>> BEGIN Source data
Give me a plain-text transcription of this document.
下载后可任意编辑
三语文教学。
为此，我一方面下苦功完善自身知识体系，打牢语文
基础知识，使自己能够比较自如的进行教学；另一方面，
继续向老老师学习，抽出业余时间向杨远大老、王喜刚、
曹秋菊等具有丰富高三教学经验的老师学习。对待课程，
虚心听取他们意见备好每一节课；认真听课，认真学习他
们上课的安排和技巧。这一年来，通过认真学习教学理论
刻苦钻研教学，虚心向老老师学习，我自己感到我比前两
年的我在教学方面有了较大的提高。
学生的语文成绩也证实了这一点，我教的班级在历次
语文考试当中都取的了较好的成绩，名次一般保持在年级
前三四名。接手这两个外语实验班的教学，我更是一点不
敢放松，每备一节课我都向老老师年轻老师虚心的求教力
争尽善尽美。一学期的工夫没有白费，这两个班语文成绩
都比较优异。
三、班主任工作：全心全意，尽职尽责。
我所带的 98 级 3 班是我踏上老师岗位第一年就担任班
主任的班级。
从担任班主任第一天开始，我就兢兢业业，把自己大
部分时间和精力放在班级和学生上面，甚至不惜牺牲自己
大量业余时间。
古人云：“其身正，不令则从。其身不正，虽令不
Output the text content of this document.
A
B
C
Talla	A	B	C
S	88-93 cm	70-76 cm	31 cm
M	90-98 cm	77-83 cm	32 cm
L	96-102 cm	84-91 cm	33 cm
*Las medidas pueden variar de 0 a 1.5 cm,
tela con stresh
>> END Source data
## Work to complete
Scan the listing above for the word "this" and copy every line that holds it.

## Answer for the task
Give me a plain-text transcription of this document.
Output the text content of this document.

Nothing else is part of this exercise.